▶ WHAT YOU SHOULD DO: Reply with one number only: the count of lines below that contain the word "this".

[Some records]
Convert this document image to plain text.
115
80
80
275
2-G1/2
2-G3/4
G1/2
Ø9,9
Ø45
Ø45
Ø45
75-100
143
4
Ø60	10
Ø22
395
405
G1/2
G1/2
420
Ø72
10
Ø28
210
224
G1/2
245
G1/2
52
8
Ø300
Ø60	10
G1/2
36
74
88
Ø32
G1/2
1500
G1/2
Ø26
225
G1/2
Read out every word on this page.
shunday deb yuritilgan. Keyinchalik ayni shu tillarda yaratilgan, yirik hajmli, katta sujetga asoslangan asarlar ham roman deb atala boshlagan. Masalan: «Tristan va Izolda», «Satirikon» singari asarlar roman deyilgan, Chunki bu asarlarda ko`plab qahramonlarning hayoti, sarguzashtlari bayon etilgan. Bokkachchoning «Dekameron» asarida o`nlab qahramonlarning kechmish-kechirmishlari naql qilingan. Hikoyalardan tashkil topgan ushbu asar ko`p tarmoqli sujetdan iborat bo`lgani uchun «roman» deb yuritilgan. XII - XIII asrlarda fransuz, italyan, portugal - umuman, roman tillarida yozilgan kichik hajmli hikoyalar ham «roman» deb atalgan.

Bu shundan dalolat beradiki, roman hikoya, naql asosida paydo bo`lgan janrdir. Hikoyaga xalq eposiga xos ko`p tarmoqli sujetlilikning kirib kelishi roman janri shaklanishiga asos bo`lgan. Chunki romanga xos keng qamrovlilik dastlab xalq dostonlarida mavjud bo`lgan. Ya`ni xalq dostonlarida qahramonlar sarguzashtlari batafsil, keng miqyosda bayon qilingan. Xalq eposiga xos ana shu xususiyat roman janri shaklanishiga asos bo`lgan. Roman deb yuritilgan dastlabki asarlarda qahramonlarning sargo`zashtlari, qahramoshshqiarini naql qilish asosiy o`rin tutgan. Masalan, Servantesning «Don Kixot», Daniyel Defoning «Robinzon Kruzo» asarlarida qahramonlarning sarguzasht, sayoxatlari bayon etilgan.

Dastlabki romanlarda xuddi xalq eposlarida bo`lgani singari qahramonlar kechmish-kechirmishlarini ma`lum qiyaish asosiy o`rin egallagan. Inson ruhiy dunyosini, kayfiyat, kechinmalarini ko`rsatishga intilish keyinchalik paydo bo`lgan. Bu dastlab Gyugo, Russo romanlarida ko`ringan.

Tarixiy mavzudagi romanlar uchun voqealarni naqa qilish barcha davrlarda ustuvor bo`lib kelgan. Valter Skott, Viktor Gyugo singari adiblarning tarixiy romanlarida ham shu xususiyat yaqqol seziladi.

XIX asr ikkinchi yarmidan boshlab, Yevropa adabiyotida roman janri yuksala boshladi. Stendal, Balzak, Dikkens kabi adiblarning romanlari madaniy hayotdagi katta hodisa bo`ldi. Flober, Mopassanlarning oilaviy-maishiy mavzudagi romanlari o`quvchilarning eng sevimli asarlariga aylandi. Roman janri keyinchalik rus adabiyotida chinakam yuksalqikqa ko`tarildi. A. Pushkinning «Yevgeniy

▶ RESULT: 2